>> Begin EXCERPT TO READ

Tim Hayes, the firm’s chief global investment strategist who correctly called the current bull run in US stocks, is closely monitoring whether Ned Davis’s Stock/Bond Composite extends its recent decline. Traders use this key indicator to assess the direction of equities, and it’s been sinking as markets are coming to grips with the already-slim chances of the Federal Reserve lowering borrowing costs again soon.

If the gauge drops into bearish territory below 40%, from the current reading around 60%, that would break an uptrend that began when equities bottomed in October 2022. In that scenario, it would suggest a decisive negative turn for stocks that would lead the firm to trim the weighting of domestic stocks in its recommended portfolio, he said. The current allocation has been at 70%, the maximum, since December 2023.

“If the weakness persists along with increasingly bearish indicator evidence, we will be likely to cut our equity exposure from the maximum overweight allocation maintained throughout 2024,” Hayes wrote in a note to clients on Thursday.

On Friday, the S&P 500 Index was on pace to snap five straight sessions of losses — its longest losing streak since April. The benchmark is coming off a 2.5% slide in December, its worst since April, pulling back from the record closing high it set early last month.

The firm’s Stock/Bond Composite measures things such as relative performance between assets to assess the prospects for equities. Roughly half of its weight is based on technical indicators, and the other half is based on factors such as the macroeconomy. 

Since the bull run in US stocks began over two years ago, the composite has trended upward, with higher highs and higher lows.

The gauge is currently sitting at a crucial inflection point that could turn the tide for stocks in the short-run. That’s why Hayes is watching for whether there is a slowdown in the pace of earnings growth, a further contraction in manufacturing activity and whether technology and consumer discretionary shares in the ACWI Growth Index break their uptrends.

>> End EXCERPT TO READ
>> Begin DATA PROVIDED

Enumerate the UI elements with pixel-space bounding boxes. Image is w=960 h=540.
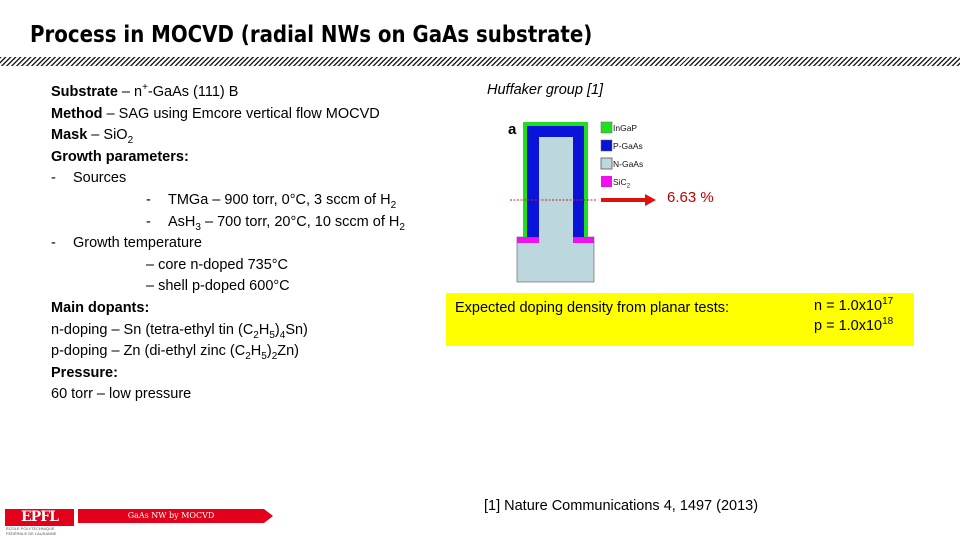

>> End DATA PROVIDED

WHAT TO WORK ON:
- a) Please list every percentage figure that appears in the article on the stock market outlook, and say what each one refers to.
- b) Answer these from the article on the stock market outlook:
(i) In what month and year did equities bottom?
(ii) About what share of the composite's weight comes from technical indicators?
(iii) How many straight sessions of losses was the S&P 500 on pace to snap on Friday?
- c) Carry on the article on the stock market outlook from its final sentence.

RESULTS BY TASK:
- a)
- 40%: the level below which the Stock/Bond Composite would fall into bearish territory
- 60%: the composite's current reading
- 70%: the maximum allocation to domestic stocks in the firm's recommended portfolio, held since December 2023
- 2.5%: the S&P 500 Index's slide in December

- b)
(i) October 2022
(ii) Roughly half
(iii) Five

- c)
Other analysts are also sounding concern over the technology rally, which came to a halt last month. 

Slowing profits “may surprise some of the die-hards who are betting on these very high double-digit earnings numbers,” Lisa Shalett, chief investment officer for Morgan Stanley’s wealth management unit, said Thursday in an interview on Bloomberg Television. 

 

Ned Davis’ Hayes still sees potential for equities to gain. Last year’s 23% advance in the MSCI US Index is consistent with the bullish trend over the course of the secular bull market, he said. 

In fact, several conditions are currently conducive to supporting the rally. For one thing, he said the market is oversold based on certain short-term metrics he follows. The stock market is also entering a period of historical strength. It tends to gain in the first half of January due to increased investment activity and positive sentiment in the new year, according to data compiled by Goldman Sachs Group Inc.

Still, a failure for equities to rebound in the coming weeks from December’s slide would be telling, Hayes said. The month’s performance wasn’t consistent with the secular bull market, he said.